- [WHAT YOU ARE ASKED TO DO] Duplicate every line of the listing below with no changes.

Stored data:
---------------

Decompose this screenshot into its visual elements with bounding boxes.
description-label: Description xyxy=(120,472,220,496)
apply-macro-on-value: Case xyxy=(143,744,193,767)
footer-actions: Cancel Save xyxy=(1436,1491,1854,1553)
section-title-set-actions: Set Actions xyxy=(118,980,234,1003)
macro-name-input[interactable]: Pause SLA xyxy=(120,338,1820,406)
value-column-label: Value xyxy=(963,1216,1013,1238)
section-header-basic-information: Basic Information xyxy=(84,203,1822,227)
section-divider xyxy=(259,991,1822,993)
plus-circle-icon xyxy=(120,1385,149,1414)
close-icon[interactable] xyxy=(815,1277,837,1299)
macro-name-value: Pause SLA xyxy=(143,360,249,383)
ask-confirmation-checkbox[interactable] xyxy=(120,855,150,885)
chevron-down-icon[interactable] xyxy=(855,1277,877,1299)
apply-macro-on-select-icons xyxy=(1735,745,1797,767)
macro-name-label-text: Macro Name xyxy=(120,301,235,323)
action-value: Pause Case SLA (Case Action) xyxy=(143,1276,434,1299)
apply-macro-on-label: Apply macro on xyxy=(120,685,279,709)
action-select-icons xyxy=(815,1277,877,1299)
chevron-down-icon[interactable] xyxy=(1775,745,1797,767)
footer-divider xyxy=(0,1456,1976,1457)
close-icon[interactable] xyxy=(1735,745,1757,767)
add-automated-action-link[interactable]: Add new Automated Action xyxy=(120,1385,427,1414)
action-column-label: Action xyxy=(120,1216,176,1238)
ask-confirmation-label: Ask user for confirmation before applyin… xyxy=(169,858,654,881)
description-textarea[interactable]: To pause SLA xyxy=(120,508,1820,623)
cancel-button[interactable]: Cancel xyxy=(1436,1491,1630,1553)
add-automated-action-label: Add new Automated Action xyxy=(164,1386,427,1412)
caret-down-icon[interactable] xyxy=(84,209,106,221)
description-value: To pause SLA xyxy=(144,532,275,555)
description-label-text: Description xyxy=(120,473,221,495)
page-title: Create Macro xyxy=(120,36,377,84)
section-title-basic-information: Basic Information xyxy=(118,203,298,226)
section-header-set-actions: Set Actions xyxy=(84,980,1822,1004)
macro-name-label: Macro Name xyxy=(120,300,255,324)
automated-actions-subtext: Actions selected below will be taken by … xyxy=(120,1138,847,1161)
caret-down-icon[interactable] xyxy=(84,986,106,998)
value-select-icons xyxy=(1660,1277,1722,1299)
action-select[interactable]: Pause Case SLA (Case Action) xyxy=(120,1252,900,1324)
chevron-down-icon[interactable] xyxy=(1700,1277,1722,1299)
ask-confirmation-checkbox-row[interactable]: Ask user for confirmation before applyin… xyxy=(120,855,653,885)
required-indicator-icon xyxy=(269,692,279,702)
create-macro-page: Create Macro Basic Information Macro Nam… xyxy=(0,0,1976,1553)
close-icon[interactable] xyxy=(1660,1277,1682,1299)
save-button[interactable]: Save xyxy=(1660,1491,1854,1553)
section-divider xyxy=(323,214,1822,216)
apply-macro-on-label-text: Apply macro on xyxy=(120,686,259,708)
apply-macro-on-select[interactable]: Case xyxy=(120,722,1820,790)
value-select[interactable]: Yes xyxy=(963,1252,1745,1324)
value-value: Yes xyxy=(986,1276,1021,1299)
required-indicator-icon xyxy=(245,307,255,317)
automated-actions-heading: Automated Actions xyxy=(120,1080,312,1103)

---------------

- [EXERCISE RESULT]
Decompose this screenshot into its visual elements with bounding boxes.
description-label: Description xyxy=(120,472,220,496)
apply-macro-on-value: Case xyxy=(143,744,193,767)
footer-actions: Cancel Save xyxy=(1436,1491,1854,1553)
section-title-set-actions: Set Actions xyxy=(118,980,234,1003)
macro-name-input[interactable]: Pause SLA xyxy=(120,338,1820,406)
value-column-label: Value xyxy=(963,1216,1013,1238)
section-header-basic-information: Basic Information xyxy=(84,203,1822,227)
section-divider xyxy=(259,991,1822,993)
plus-circle-icon xyxy=(120,1385,149,1414)
close-icon[interactable] xyxy=(815,1277,837,1299)
macro-name-value: Pause SLA xyxy=(143,360,249,383)
ask-confirmation-checkbox[interactable] xyxy=(120,855,150,885)
chevron-down-icon[interactable] xyxy=(855,1277,877,1299)
apply-macro-on-select-icons xyxy=(1735,745,1797,767)
macro-name-label-text: Macro Name xyxy=(120,301,235,323)
action-value: Pause Case SLA (Case Action) xyxy=(143,1276,434,1299)
apply-macro-on-label: Apply macro on xyxy=(120,685,279,709)
action-select-icons xyxy=(815,1277,877,1299)
chevron-down-icon[interactable] xyxy=(1775,745,1797,767)
footer-divider xyxy=(0,1456,1976,1457)
close-icon[interactable] xyxy=(1735,745,1757,767)
add-automated-action-link[interactable]: Add new Automated Action xyxy=(120,1385,427,1414)
action-column-label: Action xyxy=(120,1216,176,1238)
ask-confirmation-label: Ask user for confirmation before applyin… xyxy=(169,858,654,881)
description-textarea[interactable]: To pause SLA xyxy=(120,508,1820,623)
cancel-button[interactable]: Cancel xyxy=(1436,1491,1630,1553)
add-automated-action-label: Add new Automated Action xyxy=(164,1386,427,1412)
caret-down-icon[interactable] xyxy=(84,209,106,221)
description-value: To pause SLA xyxy=(144,532,275,555)
description-label-text: Description xyxy=(120,473,221,495)
page-title: Create Macro xyxy=(120,36,377,84)
section-title-basic-information: Basic Information xyxy=(118,203,298,226)
section-header-set-actions: Set Actions xyxy=(84,980,1822,1004)
macro-name-label: Macro Name xyxy=(120,300,255,324)
automated-actions-subtext: Actions selected below will be taken by … xyxy=(120,1138,847,1161)
caret-down-icon[interactable] xyxy=(84,986,106,998)
value-select-icons xyxy=(1660,1277,1722,1299)
action-select[interactable]: Pause Case SLA (Case Action) xyxy=(120,1252,900,1324)
chevron-down-icon[interactable] xyxy=(1700,1277,1722,1299)
ask-confirmation-checkbox-row[interactable]: Ask user for confirmation before applyin… xyxy=(120,855,653,885)
required-indicator-icon xyxy=(269,692,279,702)
create-macro-page: Create Macro Basic Information Macro Nam… xyxy=(0,0,1976,1553)
close-icon[interactable] xyxy=(1660,1277,1682,1299)
save-button[interactable]: Save xyxy=(1660,1491,1854,1553)
section-divider xyxy=(323,214,1822,216)
apply-macro-on-label-text: Apply macro on xyxy=(120,686,259,708)
apply-macro-on-select[interactable]: Case xyxy=(120,722,1820,790)
value-select[interactable]: Yes xyxy=(963,1252,1745,1324)
value-value: Yes xyxy=(986,1276,1021,1299)
required-indicator-icon xyxy=(245,307,255,317)
automated-actions-heading: Automated Actions xyxy=(120,1080,312,1103)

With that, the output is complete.